What you will do
Find every line with the word "поступательного" and report how many there are, without any other text.

Data for processing
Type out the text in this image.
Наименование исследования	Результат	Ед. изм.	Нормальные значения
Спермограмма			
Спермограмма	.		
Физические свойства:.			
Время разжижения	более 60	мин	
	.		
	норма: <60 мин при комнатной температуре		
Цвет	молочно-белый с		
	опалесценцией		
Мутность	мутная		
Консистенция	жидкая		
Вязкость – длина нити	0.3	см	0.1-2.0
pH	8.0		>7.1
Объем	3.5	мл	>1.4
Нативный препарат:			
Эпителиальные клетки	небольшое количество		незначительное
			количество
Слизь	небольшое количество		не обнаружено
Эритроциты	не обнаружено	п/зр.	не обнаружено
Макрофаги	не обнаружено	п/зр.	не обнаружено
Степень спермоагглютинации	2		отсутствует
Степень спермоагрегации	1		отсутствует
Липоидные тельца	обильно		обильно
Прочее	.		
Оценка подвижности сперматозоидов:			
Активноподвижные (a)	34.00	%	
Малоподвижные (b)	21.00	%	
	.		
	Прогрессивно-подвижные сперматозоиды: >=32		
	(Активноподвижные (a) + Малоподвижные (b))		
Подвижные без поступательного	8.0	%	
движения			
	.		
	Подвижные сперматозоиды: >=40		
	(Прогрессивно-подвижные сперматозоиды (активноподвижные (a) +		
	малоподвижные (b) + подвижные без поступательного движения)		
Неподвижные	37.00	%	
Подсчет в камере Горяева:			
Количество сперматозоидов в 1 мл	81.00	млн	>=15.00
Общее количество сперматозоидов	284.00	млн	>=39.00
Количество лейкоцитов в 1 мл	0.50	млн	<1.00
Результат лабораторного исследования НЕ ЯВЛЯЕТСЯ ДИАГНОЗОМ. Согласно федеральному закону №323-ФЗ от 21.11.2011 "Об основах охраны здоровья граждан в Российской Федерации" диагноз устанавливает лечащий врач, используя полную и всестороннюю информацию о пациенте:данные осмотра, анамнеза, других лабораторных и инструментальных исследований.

Response below
2